→ **TASK GOAL**
Print out the complete set of records below, exactly as they read.

[Records from a data source]

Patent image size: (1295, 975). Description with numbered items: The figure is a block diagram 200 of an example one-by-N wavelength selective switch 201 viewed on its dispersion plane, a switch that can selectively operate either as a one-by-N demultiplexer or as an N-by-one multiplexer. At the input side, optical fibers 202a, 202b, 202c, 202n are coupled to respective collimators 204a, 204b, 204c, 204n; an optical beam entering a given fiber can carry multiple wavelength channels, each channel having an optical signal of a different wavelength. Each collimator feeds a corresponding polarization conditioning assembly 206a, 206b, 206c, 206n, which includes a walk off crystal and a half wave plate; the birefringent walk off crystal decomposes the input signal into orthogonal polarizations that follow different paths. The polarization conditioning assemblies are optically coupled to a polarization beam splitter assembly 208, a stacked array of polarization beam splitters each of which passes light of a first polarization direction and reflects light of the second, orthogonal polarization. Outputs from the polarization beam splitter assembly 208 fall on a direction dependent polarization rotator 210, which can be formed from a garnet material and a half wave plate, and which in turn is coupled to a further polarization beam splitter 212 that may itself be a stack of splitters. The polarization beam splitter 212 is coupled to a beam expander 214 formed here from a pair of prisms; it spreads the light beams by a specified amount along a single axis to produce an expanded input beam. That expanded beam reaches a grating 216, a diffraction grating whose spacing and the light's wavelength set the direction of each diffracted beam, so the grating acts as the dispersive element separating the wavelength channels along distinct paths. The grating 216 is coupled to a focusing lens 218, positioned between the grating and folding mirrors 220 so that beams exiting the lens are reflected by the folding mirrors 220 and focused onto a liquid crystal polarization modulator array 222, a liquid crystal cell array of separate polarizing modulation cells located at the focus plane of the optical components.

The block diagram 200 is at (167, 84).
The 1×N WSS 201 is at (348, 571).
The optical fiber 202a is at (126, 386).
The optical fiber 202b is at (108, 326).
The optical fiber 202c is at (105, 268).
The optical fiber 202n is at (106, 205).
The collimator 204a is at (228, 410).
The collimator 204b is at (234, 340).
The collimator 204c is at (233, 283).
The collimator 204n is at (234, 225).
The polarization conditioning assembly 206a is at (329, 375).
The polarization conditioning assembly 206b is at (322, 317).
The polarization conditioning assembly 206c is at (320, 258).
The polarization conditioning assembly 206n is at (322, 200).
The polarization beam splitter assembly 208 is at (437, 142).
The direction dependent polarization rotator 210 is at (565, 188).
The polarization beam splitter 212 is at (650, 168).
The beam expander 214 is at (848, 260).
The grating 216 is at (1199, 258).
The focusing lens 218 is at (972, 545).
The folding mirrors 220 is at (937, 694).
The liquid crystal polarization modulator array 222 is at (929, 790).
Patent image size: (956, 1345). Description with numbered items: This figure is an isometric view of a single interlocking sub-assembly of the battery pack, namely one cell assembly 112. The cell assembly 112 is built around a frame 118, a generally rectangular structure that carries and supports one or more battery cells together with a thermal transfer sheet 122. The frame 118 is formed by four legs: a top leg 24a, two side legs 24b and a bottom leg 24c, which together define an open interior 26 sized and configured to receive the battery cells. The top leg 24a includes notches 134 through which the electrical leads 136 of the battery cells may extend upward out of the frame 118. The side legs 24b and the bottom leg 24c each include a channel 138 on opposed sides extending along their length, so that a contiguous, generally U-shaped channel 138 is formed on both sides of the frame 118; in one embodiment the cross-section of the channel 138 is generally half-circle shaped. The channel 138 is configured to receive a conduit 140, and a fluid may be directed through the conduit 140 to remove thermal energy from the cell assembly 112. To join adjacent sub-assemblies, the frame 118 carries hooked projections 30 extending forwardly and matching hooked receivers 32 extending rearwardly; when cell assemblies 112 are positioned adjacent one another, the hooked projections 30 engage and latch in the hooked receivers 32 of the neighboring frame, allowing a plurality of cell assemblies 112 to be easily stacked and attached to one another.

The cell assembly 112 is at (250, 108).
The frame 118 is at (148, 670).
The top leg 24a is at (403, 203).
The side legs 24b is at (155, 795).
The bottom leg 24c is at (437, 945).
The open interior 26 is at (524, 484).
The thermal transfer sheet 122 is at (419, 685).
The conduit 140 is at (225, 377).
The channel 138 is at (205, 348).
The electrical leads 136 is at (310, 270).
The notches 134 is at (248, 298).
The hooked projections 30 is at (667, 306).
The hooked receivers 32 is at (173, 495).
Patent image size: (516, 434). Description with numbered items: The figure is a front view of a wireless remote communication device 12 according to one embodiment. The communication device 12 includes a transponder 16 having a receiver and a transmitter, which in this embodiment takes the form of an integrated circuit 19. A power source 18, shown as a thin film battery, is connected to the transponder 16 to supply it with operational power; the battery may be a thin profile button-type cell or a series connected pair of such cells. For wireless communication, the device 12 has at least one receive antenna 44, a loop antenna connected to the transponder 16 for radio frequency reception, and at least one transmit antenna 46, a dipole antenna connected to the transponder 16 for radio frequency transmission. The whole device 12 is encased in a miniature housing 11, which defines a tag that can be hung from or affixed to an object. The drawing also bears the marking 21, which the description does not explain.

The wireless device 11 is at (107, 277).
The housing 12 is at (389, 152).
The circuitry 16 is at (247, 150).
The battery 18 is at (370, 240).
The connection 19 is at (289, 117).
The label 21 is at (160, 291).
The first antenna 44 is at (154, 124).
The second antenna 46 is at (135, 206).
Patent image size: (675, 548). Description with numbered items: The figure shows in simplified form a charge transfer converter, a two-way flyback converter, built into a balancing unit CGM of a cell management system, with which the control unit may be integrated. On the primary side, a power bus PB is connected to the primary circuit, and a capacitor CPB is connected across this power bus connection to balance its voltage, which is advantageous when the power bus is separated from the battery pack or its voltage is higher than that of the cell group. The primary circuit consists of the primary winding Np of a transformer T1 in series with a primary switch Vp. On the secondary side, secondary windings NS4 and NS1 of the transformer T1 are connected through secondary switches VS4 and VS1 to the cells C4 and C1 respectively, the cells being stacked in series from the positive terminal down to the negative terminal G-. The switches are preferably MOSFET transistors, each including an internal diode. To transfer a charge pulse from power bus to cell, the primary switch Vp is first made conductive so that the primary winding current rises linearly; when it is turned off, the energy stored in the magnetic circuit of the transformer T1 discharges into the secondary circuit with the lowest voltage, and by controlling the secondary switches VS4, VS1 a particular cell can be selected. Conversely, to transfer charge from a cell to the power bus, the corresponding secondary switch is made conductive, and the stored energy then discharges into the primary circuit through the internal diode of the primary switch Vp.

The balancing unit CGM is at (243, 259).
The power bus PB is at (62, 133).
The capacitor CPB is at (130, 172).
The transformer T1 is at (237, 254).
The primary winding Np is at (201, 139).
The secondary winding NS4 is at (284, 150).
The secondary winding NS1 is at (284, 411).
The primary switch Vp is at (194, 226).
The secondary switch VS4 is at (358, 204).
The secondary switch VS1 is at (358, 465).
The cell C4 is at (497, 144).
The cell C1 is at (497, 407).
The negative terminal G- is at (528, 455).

→ **COMPLETED TASK**
Patent image size: (1295, 975). Description with numbered items: The figure is a block diagram 200 of an example one-by-N wavelength selective switch 201 viewed on its dispersion plane, a switch that can selectively operate either as a one-by-N demultiplexer or as an N-by-one multiplexer. At the input side, optical fibers 202a, 202b, 202c, 202n are coupled to respective collimators 204a, 204b, 204c, 204n; an optical beam entering a given fiber can carry multiple wavelength channels, each channel having an optical signal of a different wavelength. Each collimator feeds a corresponding polarization conditioning assembly 206a, 206b, 206c, 206n, which includes a walk off crystal and a half wave plate; the birefringent walk off crystal decomposes the input signal into orthogonal polarizations that follow different paths. The polarization conditioning assemblies are optically coupled to a polarization beam splitter assembly 208, a stacked array of polarization beam splitters each of which passes light of a first polarization direction and reflects light of the second, orthogonal polarization. Outputs from the polarization beam splitter assembly 208 fall on a direction dependent polarization rotator 210, which can be formed from a garnet material and a half wave plate, and which in turn is coupled to a further polarization beam splitter 212 that may itself be a stack of splitters. The polarization beam splitter 212 is coupled to a beam expander 214 formed here from a pair of prisms; it spreads the light beams by a specified amount along a single axis to produce an expanded input beam. That expanded beam reaches a grating 216, a diffraction grating whose spacing and the light's wavelength set the direction of each diffracted beam, so the grating acts as the dispersive element separating the wavelength channels along distinct paths. The grating 216 is coupled to a focusing lens 218, positioned between the grating and folding mirrors 220 so that beams exiting the lens are reflected by the folding mirrors 220 and focused onto a liquid crystal polarization modulator array 222, a liquid crystal cell array of separate polarizing modulation cells located at the focus plane of the optical components.

The block diagram 200 is at (167, 84).
The 1×N WSS 201 is at (348, 571).
The optical fiber 202a is at (126, 386).
The optical fiber 202b is at (108, 326).
The optical fiber 202c is at (105, 268).
The optical fiber 202n is at (106, 205).
The collimator 204a is at (228, 410).
The collimator 204b is at (234, 340).
The collimator 204c is at (233, 283).
The collimator 204n is at (234, 225).
The polarization conditioning assembly 206a is at (329, 375).
The polarization conditioning assembly 206b is at (322, 317).
The polarization conditioning assembly 206c is at (320, 258).
The polarization conditioning assembly 206n is at (322, 200).
The polarization beam splitter assembly 208 is at (437, 142).
The direction dependent polarization rotator 210 is at (565, 188).
The polarization beam splitter 212 is at (650, 168).
The beam expander 214 is at (848, 260).
The grating 216 is at (1199, 258).
The focusing lens 218 is at (972, 545).
The folding mirrors 220 is at (937, 694).
The liquid crystal polarization modulator array 222 is at (929, 790).
Patent image size: (956, 1345). Description with numbered items: This figure is an isometric view of a single interlocking sub-assembly of the battery pack, namely one cell assembly 112. The cell assembly 112 is built around a frame 118, a generally rectangular structure that carries and supports one or more battery cells together with a thermal transfer sheet 122. The frame 118 is formed by four legs: a top leg 24a, two side legs 24b and a bottom leg 24c, which together define an open interior 26 sized and configured to receive the battery cells. The top leg 24a includes notches 134 through which the electrical leads 136 of the battery cells may extend upward out of the frame 118. The side legs 24b and the bottom leg 24c each include a channel 138 on opposed sides extending along their length, so that a contiguous, generally U-shaped channel 138 is formed on both sides of the frame 118; in one embodiment the cross-section of the channel 138 is generally half-circle shaped. The channel 138 is configured to receive a conduit 140, and a fluid may be directed through the conduit 140 to remove thermal energy from the cell assembly 112. To join adjacent sub-assemblies, the frame 118 carries hooked projections 30 extending forwardly and matching hooked receivers 32 extending rearwardly; when cell assemblies 112 are positioned adjacent one another, the hooked projections 30 engage and latch in the hooked receivers 32 of the neighboring frame, allowing a plurality of cell assemblies 112 to be easily stacked and attached to one another.

The cell assembly 112 is at (250, 108).
The frame 118 is at (148, 670).
The top leg 24a is at (403, 203).
The side legs 24b is at (155, 795).
The bottom leg 24c is at (437, 945).
The open interior 26 is at (524, 484).
The thermal transfer sheet 122 is at (419, 685).
The conduit 140 is at (225, 377).
The channel 138 is at (205, 348).
The electrical leads 136 is at (310, 270).
The notches 134 is at (248, 298).
The hooked projections 30 is at (667, 306).
The hooked receivers 32 is at (173, 495).
Patent image size: (516, 434). Description with numbered items: The figure is a front view of a wireless remote communication device 12 according to one embodiment. The communication device 12 includes a transponder 16 having a receiver and a transmitter, which in this embodiment takes the form of an integrated circuit 19. A power source 18, shown as a thin film battery, is connected to the transponder 16 to supply it with operational power; the battery may be a thin profile button-type cell or a series connected pair of such cells. For wireless communication, the device 12 has at least one receive antenna 44, a loop antenna connected to the transponder 16 for radio frequency reception, and at least one transmit antenna 46, a dipole antenna connected to the transponder 16 for radio frequency transmission. The whole device 12 is encased in a miniature housing 11, which defines a tag that can be hung from or affixed to an object. The drawing also bears the marking 21, which the description does not explain.

The wireless device 11 is at (107, 277).
The housing 12 is at (389, 152).
The circuitry 16 is at (247, 150).
The battery 18 is at (370, 240).
The connection 19 is at (289, 117).
The label 21 is at (160, 291).
The first antenna 44 is at (154, 124).
The second antenna 46 is at (135, 206).
Patent image size: (675, 548). Description with numbered items: The figure shows in simplified form a charge transfer converter, a two-way flyback converter, built into a balancing unit CGM of a cell management system, with which the control unit may be integrated. On the primary side, a power bus PB is connected to the primary circuit, and a capacitor CPB is connected across this power bus connection to balance its voltage, which is advantageous when the power bus is separated from the battery pack or its voltage is higher than that of the cell group. The primary circuit consists of the primary winding Np of a transformer T1 in series with a primary switch Vp. On the secondary side, secondary windings NS4 and NS1 of the transformer T1 are connected through secondary switches VS4 and VS1 to the cells C4 and C1 respectively, the cells being stacked in series from the positive terminal down to the negative terminal G-. The switches are preferably MOSFET transistors, each including an internal diode. To transfer a charge pulse from power bus to cell, the primary switch Vp is first made conductive so that the primary winding current rises linearly; when it is turned off, the energy stored in the magnetic circuit of the transformer T1 discharges into the secondary circuit with the lowest voltage, and by controlling the secondary switches VS4, VS1 a particular cell can be selected. Conversely, to transfer charge from a cell to the power bus, the corresponding secondary switch is made conductive, and the stored energy then discharges into the primary circuit through the internal diode of the primary switch Vp.

The balancing unit CGM is at (243, 259).
The power bus PB is at (62, 133).
The capacitor CPB is at (130, 172).
The transformer T1 is at (237, 254).
The primary winding Np is at (201, 139).
The secondary winding NS4 is at (284, 150).
The secondary winding NS1 is at (284, 411).
The primary switch Vp is at (194, 226).
The secondary switch VS4 is at (358, 204).
The secondary switch VS1 is at (358, 465).
The cell C4 is at (497, 144).
The cell C1 is at (497, 407).
The negative terminal G- is at (528, 455).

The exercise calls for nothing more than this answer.